Repeat all entries exactly.

(Figure record extracts)
################

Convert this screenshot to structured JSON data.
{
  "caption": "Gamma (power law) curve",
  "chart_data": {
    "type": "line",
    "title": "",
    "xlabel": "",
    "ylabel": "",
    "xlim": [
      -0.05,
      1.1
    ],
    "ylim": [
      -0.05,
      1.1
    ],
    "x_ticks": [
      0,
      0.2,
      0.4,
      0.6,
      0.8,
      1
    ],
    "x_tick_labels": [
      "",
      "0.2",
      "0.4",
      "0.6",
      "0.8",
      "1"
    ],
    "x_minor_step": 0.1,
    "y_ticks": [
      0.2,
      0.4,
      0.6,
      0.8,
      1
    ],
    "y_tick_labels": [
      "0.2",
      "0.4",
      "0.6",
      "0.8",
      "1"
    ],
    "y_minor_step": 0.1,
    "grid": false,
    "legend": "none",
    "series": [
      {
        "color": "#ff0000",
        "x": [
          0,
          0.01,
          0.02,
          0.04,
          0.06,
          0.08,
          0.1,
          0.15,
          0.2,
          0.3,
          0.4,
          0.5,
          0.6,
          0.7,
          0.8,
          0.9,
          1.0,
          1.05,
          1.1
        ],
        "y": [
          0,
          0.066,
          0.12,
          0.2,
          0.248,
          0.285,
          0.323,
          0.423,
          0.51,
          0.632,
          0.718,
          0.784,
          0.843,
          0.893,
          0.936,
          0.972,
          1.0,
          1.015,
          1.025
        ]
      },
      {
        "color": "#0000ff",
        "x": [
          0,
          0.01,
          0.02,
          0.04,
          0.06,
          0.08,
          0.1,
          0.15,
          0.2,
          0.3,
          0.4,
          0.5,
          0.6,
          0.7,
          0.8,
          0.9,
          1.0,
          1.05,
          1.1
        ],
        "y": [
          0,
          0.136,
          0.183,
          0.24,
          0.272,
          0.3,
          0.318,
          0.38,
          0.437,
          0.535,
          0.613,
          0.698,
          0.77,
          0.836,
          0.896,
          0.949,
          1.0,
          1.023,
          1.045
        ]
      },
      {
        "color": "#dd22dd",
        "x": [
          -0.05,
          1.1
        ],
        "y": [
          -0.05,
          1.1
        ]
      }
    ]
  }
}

################

_Solution:_
Convert this screenshot to structured JSON data.
{
  "caption": "Gamma (power law) curve",
  "chart_data": {
    "type": "line",
    "title": "",
    "xlabel": "",
    "ylabel": "",
    "xlim": [
      -0.05,
      1.1
    ],
    "ylim": [
      -0.05,
      1.1
    ],
    "x_ticks": [
      0,
      0.2,
      0.4,
      0.6,
      0.8,
      1
    ],
    "x_tick_labels": [
      "",
      "0.2",
      "0.4",
      "0.6",
      "0.8",
      "1"
    ],
    "x_minor_step": 0.1,
    "y_ticks": [
      0.2,
      0.4,
      0.6,
      0.8,
      1
    ],
    "y_tick_labels": [
      "0.2",
      "0.4",
      "0.6",
      "0.8",
      "1"
    ],
    "y_minor_step": 0.1,
    "grid": false,
    "legend": "none",
    "series": [
      {
        "color": "#ff0000",
        "x": [
          0,
          0.01,
          0.02,
          0.04,
          0.06,
          0.08,
          0.1,
          0.15,
          0.2,
          0.3,
          0.4,
          0.5,
          0.6,
          0.7,
          0.8,
          0.9,
          1.0,
          1.05,
          1.1
        ],
        "y": [
          0,
          0.066,
          0.12,
          0.2,
          0.248,
          0.285,
          0.323,
          0.423,
          0.51,
          0.632,
          0.718,
          0.784,
          0.843,
          0.893,
          0.936,
          0.972,
          1.0,
          1.015,
          1.025
        ]
      },
      {
        "color": "#0000ff",
        "x": [
          0,
          0.01,
          0.02,
          0.04,
          0.06,
          0.08,
          0.1,
          0.15,
          0.2,
          0.3,
          0.4,
          0.5,
          0.6,
          0.7,
          0.8,
          0.9,
          1.0,
          1.05,
          1.1
        ],
        "y": [
          0,
          0.136,
          0.183,
          0.24,
          0.272,
          0.3,
          0.318,
          0.38,
          0.437,
          0.535,
          0.613,
          0.698,
          0.77,
          0.836,
          0.896,
          0.949,
          1.0,
          1.023,
          1.045
        ]
      },
      {
        "color": "#dd22dd",
        "x": [
          -0.05,
          1.1
        ],
        "y": [
          -0.05,
          1.1
        ]
      }
    ]
  }
}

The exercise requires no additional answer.